Collected data
::::::

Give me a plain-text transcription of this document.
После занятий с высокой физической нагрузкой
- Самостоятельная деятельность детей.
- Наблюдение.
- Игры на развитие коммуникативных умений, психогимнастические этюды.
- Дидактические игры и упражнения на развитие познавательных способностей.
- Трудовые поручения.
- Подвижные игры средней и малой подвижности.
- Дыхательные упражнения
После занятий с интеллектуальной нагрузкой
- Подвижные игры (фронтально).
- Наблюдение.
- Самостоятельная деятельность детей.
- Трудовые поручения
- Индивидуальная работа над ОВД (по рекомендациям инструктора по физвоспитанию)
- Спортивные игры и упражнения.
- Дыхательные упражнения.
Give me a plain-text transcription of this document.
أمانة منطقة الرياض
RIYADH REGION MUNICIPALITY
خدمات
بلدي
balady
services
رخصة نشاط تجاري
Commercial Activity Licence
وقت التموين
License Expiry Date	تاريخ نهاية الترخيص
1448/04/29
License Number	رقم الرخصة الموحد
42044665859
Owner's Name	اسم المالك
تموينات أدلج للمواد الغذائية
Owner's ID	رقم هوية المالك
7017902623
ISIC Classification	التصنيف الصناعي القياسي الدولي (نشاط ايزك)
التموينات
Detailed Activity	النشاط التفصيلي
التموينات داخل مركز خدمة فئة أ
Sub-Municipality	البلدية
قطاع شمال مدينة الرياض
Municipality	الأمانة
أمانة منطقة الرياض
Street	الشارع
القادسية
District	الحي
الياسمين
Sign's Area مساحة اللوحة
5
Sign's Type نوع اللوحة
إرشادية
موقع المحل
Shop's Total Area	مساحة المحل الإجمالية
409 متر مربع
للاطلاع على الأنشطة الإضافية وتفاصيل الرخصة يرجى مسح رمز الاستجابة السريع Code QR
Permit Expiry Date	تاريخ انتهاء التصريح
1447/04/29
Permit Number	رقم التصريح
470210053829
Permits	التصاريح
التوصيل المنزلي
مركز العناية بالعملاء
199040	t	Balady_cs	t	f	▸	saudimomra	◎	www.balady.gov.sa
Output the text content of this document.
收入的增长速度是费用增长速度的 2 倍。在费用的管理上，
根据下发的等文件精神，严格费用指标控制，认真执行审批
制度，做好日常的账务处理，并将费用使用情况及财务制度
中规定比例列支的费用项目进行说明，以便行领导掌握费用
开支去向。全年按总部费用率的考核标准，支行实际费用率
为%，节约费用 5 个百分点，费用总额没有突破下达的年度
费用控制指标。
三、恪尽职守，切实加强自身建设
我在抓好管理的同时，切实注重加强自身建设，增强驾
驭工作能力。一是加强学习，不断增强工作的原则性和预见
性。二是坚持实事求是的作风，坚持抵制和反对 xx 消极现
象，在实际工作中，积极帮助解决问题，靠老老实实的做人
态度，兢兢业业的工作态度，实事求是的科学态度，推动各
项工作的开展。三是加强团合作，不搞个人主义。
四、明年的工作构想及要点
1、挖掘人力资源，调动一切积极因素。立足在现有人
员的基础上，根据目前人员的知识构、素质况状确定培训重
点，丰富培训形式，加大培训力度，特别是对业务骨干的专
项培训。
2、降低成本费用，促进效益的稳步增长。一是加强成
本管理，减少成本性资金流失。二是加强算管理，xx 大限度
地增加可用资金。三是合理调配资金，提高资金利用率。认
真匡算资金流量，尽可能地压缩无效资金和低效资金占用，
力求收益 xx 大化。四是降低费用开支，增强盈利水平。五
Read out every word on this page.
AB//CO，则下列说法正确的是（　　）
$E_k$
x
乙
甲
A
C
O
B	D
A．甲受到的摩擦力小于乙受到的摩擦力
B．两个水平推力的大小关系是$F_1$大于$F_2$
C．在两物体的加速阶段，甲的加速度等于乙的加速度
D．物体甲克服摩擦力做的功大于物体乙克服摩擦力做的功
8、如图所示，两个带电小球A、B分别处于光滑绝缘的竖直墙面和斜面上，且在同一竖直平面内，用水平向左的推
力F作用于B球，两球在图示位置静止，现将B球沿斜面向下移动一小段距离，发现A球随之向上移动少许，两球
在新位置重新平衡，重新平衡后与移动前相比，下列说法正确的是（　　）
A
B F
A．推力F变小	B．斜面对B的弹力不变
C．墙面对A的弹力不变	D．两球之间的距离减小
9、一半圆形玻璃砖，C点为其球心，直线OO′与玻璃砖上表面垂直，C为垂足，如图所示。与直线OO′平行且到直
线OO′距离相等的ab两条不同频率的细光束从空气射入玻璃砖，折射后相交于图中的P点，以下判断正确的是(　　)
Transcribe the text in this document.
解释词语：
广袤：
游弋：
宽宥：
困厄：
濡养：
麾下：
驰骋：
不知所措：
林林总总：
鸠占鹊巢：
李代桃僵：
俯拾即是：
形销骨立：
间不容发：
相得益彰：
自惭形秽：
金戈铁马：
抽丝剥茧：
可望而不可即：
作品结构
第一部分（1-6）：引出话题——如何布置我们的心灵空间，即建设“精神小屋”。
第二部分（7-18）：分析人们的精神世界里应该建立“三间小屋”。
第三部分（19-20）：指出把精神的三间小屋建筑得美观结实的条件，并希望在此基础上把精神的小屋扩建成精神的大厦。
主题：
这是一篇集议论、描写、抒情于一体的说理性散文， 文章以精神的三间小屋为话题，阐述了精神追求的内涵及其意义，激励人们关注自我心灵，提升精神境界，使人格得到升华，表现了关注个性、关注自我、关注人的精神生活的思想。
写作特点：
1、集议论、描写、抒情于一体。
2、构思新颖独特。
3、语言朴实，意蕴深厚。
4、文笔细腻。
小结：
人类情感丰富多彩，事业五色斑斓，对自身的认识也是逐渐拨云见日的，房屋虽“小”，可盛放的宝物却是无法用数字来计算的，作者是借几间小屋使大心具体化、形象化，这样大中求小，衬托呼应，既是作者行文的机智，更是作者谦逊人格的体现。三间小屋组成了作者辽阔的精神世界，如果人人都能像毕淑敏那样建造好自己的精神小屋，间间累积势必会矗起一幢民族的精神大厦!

::::::

__Do this__:
Scan the data above and copy every line with "balady" in it.

__Answer in full__:
balady
199040	t	Balady_cs	t	f	▸	saudimomra	◎	www.balady.gov.sa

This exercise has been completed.